─── Dataset entries ───
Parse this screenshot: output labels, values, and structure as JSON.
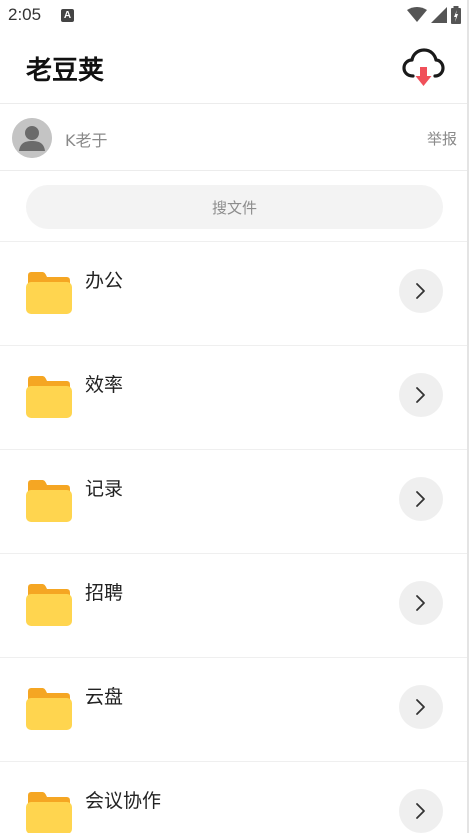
{
  "status_bar": {
    "time": "2:05",
    "notification_letter": "A",
    "icons": [
      "wifi-icon",
      "signal-icon",
      "battery-charging-icon"
    ]
  },
  "header": {
    "title": "老豆荚",
    "action_icon": "cloud-download-icon"
  },
  "user": {
    "name": "K老于",
    "report_label": "举报",
    "avatar_icon": "default-avatar-icon"
  },
  "search": {
    "placeholder": "搜文件"
  },
  "folders": [
    {
      "label": "办公"
    },
    {
      "label": "效率"
    },
    {
      "label": "记录"
    },
    {
      "label": "招聘"
    },
    {
      "label": "云盘"
    },
    {
      "label": "会议协作"
    }
  ],
  "colors": {
    "folder_back": "#F5A623",
    "folder_front": "#FFD54F",
    "download_arrow": "#F0505A",
    "chevron_bg": "#EFEFEF"
  }
}
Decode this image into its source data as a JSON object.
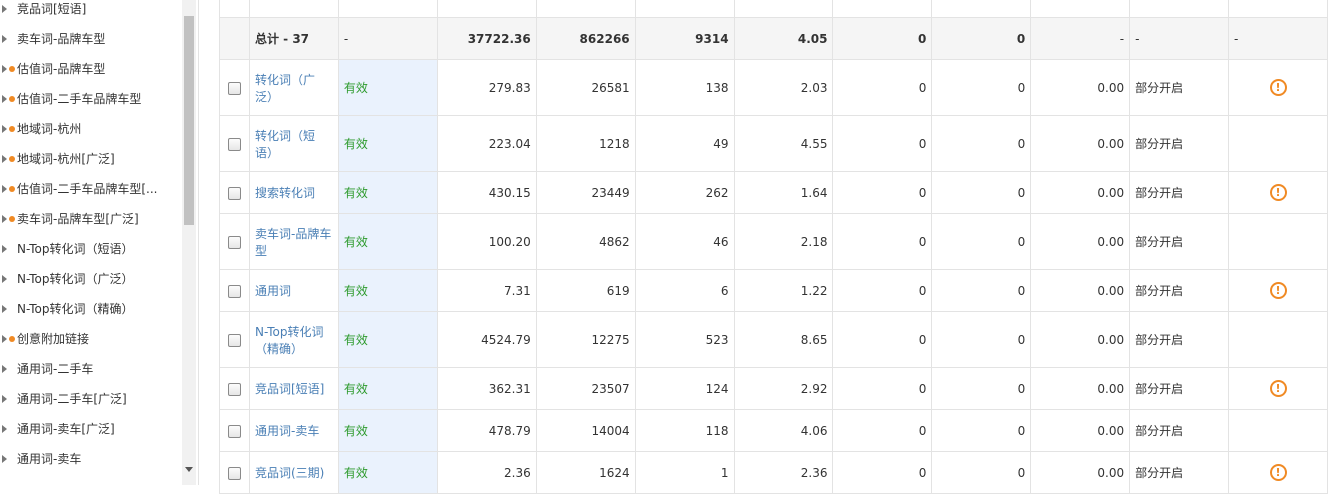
───
◆ Work instructions
Repeat the data above exactly, but not the pictures.

◆ Complete answer
Parse this screenshot: output labels, values, and structure as JSON.
{
  "status_bar": {
    "time": "2:05",
    "notification_letter": "A",
    "icons": [
      "wifi-icon",
      "signal-icon",
      "battery-charging-icon"
    ]
  },
  "header": {
    "title": "老豆荚",
    "action_icon": "cloud-download-icon"
  },
  "user": {
    "name": "K老于",
    "report_label": "举报",
    "avatar_icon": "default-avatar-icon"
  },
  "search": {
    "placeholder": "搜文件"
  },
  "folders": [
    {
      "label": "办公"
    },
    {
      "label": "效率"
    },
    {
      "label": "记录"
    },
    {
      "label": "招聘"
    },
    {
      "label": "云盘"
    },
    {
      "label": "会议协作"
    }
  ],
  "colors": {
    "folder_back": "#F5A623",
    "folder_front": "#FFD54F",
    "download_arrow": "#F0505A",
    "chevron_bg": "#EFEFEF"
  }
}
Decode this image into its source data as a JSON object.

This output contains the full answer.